- **What you should do**: Find each line holding "犯罪遭遇率" and copy it out.

'''

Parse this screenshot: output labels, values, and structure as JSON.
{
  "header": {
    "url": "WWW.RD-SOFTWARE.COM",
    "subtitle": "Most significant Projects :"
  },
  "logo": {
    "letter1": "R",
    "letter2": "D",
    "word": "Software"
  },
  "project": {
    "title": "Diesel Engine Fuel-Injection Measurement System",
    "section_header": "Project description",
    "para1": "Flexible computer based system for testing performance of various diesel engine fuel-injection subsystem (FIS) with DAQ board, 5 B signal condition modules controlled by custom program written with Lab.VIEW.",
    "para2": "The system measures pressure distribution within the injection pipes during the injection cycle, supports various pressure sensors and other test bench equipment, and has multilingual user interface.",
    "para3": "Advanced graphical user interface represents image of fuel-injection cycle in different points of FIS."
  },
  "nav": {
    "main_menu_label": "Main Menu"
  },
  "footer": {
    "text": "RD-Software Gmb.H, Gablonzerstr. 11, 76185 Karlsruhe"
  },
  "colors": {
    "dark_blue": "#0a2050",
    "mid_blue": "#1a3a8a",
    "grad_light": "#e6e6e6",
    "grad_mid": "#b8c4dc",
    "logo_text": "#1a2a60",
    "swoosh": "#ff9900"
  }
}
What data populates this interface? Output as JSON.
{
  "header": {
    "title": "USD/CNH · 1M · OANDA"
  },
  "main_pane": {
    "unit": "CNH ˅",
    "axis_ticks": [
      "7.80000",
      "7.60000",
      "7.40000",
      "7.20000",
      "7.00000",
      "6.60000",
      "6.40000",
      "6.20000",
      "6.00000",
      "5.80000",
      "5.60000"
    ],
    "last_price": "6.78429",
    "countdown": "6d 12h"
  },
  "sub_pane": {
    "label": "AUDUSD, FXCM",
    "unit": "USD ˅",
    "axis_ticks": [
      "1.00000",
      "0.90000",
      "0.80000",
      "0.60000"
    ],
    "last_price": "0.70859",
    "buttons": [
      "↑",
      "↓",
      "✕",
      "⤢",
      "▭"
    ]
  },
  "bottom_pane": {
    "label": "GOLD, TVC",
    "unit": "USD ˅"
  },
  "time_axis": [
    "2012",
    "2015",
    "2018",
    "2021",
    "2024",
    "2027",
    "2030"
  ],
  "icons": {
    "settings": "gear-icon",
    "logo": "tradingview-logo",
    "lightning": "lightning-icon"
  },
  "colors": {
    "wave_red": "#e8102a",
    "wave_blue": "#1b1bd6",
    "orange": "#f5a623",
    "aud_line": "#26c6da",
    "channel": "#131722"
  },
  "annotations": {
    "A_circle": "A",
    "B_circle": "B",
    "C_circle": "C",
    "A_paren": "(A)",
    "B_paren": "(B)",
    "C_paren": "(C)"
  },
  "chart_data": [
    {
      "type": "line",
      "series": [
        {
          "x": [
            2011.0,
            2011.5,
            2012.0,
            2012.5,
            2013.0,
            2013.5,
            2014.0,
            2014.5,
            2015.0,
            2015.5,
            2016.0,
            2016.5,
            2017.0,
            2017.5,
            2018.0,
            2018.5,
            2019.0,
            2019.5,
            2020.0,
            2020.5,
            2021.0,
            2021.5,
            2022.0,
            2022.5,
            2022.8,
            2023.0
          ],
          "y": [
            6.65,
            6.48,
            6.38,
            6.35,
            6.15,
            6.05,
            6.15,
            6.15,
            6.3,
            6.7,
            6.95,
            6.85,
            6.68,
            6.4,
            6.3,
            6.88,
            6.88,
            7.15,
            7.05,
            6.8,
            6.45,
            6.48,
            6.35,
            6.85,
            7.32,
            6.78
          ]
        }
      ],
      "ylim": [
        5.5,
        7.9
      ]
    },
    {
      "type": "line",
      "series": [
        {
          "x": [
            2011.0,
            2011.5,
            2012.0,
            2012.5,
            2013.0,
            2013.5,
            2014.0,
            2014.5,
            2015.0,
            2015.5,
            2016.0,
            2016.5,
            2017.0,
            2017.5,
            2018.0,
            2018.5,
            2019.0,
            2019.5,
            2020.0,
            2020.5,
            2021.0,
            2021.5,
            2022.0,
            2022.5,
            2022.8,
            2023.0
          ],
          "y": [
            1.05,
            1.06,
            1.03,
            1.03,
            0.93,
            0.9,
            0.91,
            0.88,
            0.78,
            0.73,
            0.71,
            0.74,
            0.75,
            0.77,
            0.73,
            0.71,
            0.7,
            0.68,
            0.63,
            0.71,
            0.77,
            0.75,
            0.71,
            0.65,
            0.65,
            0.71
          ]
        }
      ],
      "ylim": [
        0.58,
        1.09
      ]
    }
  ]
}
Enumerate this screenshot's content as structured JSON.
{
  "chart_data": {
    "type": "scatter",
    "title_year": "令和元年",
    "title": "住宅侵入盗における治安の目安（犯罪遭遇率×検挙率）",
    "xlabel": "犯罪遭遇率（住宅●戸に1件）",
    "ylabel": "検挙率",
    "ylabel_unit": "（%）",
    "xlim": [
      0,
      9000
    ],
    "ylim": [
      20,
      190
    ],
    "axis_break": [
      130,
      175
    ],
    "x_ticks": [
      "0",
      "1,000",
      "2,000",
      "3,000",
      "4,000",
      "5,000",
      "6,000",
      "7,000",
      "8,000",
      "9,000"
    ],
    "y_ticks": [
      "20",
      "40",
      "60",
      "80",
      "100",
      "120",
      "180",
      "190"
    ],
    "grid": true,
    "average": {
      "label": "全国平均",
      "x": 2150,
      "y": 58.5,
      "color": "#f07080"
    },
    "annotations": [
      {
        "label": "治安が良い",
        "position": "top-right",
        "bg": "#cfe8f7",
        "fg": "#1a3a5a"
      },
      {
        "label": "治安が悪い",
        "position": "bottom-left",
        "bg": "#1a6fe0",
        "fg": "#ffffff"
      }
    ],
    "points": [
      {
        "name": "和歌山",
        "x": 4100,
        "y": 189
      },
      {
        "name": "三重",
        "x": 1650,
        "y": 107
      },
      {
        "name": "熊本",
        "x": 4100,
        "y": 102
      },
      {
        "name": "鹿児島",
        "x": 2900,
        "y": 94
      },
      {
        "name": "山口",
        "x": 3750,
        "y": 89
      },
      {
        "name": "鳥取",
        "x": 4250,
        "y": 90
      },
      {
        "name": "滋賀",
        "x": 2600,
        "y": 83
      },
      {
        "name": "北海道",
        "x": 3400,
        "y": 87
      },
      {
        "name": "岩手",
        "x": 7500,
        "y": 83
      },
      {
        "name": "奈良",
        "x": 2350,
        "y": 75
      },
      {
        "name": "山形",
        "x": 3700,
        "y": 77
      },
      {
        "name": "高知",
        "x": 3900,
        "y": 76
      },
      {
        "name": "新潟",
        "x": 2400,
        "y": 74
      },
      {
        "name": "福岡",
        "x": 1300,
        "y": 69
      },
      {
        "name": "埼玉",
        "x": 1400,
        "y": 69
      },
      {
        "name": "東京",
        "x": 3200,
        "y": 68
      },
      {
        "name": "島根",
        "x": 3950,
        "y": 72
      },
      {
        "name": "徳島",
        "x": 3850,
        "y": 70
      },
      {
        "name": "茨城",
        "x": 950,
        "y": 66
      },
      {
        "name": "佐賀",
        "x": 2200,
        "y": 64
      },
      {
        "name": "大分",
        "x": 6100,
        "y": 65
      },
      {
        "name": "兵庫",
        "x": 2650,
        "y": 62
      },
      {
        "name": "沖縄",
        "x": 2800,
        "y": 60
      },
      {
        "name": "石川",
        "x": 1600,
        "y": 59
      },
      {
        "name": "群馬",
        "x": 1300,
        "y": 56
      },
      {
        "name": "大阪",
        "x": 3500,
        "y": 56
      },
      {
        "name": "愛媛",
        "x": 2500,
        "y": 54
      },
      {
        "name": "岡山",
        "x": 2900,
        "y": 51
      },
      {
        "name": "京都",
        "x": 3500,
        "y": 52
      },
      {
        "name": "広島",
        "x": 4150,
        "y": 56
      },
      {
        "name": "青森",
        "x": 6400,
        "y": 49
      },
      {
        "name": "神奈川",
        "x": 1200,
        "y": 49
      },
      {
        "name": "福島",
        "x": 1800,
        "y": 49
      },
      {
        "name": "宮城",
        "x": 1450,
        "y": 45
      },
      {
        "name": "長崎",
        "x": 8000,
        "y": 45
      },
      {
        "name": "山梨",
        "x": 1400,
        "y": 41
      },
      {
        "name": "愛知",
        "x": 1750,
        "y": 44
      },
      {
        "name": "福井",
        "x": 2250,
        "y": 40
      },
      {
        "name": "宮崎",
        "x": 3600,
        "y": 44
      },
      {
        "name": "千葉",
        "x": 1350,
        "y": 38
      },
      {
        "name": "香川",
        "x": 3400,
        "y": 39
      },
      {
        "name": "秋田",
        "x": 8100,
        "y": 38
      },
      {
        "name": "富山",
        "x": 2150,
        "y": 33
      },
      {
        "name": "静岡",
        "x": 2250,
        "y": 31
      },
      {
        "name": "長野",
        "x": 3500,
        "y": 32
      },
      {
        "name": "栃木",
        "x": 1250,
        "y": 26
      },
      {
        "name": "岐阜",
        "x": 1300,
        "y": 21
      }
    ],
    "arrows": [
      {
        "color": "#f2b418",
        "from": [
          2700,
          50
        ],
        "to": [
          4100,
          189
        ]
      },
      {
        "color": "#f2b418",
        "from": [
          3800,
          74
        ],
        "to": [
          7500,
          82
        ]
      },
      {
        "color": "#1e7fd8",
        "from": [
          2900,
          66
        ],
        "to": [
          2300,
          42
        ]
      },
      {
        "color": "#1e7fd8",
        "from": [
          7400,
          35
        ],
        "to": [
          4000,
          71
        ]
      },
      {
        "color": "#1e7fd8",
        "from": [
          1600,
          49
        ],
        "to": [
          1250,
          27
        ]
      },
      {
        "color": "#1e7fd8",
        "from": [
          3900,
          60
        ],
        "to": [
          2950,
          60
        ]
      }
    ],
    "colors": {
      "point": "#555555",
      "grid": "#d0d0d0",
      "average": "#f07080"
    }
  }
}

'''

- **Full answer**:
    "title": "住宅侵入盗における治安の目安（犯罪遭遇率×検挙率）",
    "xlabel": "犯罪遭遇率（住宅●戸に1件）",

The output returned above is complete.